[Dataset items]
....

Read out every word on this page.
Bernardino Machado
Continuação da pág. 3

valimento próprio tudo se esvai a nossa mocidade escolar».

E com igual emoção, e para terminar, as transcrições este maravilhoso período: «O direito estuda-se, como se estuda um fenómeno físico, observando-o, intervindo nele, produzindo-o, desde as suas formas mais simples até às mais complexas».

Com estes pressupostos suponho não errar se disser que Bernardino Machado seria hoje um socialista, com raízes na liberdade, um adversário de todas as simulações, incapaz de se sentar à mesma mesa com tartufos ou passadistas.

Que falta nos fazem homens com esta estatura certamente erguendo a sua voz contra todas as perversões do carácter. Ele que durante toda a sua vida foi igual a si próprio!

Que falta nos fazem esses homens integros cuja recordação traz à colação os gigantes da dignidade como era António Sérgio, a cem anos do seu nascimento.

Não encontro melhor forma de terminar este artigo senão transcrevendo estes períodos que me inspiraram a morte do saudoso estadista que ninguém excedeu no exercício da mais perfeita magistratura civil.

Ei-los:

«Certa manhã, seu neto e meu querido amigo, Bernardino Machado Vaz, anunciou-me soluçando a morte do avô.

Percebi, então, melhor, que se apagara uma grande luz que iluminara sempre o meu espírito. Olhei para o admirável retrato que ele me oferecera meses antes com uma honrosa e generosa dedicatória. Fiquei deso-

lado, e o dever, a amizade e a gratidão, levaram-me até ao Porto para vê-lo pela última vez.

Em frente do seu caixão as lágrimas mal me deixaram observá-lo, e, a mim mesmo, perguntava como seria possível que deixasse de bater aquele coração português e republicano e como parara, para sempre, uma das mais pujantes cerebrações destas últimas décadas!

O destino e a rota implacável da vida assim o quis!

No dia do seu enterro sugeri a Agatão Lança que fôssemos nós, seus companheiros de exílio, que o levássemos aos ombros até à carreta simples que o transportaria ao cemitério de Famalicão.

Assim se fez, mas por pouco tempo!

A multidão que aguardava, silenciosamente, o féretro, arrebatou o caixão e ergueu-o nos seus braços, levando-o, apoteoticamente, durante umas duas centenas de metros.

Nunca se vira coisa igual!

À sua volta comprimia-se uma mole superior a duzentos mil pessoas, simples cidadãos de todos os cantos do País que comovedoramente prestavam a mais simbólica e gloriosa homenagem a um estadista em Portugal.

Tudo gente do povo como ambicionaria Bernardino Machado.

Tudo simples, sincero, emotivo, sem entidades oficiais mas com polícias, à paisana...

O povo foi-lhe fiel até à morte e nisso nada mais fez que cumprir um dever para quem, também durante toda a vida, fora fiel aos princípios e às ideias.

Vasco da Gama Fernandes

....

» **Directive**:
Print every record exactly as it was given.

» **Output below**:
Read out every word on this page.
Bernardino Machado
Continuação da pág. 3

valimento próprio tudo se esvai a nossa mocidade escolar».

E com igual emoção, e para terminar, as transcrições este maravilhoso período: «O direito estuda-se, como se estuda um fenómeno físico, observando-o, intervindo nele, produzindo-o, desde as suas formas mais simples até às mais complexas».

Com estes pressupostos suponho não errar se disser que Bernardino Machado seria hoje um socialista, com raízes na liberdade, um adversário de todas as simulações, incapaz de se sentar à mesma mesa com tartufos ou passadistas.

Que falta nos fazem homens com esta estatura certamente erguendo a sua voz contra todas as perversões do carácter. Ele que durante toda a sua vida foi igual a si próprio!

Que falta nos fazem esses homens integros cuja recordação traz à colação os gigantes da dignidade como era António Sérgio, a cem anos do seu nascimento.

Não encontro melhor forma de terminar este artigo senão transcrevendo estes períodos que me inspiraram a morte do saudoso estadista que ninguém excedeu no exercício da mais perfeita magistratura civil.

Ei-los:

«Certa manhã, seu neto e meu querido amigo, Bernardino Machado Vaz, anunciou-me soluçando a morte do avô.

Percebi, então, melhor, que se apagara uma grande luz que iluminara sempre o meu espírito. Olhei para o admirável retrato que ele me oferecera meses antes com uma honrosa e generosa dedicatória. Fiquei deso-

lado, e o dever, a amizade e a gratidão, levaram-me até ao Porto para vê-lo pela última vez.

Em frente do seu caixão as lágrimas mal me deixaram observá-lo, e, a mim mesmo, perguntava como seria possível que deixasse de bater aquele coração português e republicano e como parara, para sempre, uma das mais pujantes cerebrações destas últimas décadas!

O destino e a rota implacável da vida assim o quis!

No dia do seu enterro sugeri a Agatão Lança que fôssemos nós, seus companheiros de exílio, que o levássemos aos ombros até à carreta simples que o transportaria ao cemitério de Famalicão.

Assim se fez, mas por pouco tempo!

A multidão que aguardava, silenciosamente, o féretro, arrebatou o caixão e ergueu-o nos seus braços, levando-o, apoteoticamente, durante umas duas centenas de metros.

Nunca se vira coisa igual!

À sua volta comprimia-se uma mole superior a duzentos mil pessoas, simples cidadãos de todos os cantos do País que comovedoramente prestavam a mais simbólica e gloriosa homenagem a um estadista em Portugal.

Tudo gente do povo como ambicionaria Bernardino Machado.

Tudo simples, sincero, emotivo, sem entidades oficiais mas com polícias, à paisana...

O povo foi-lhe fiel até à morte e nisso nada mais fez que cumprir um dever para quem, também durante toda a vida, fora fiel aos princípios e às ideias.

Vasco da Gama Fernandes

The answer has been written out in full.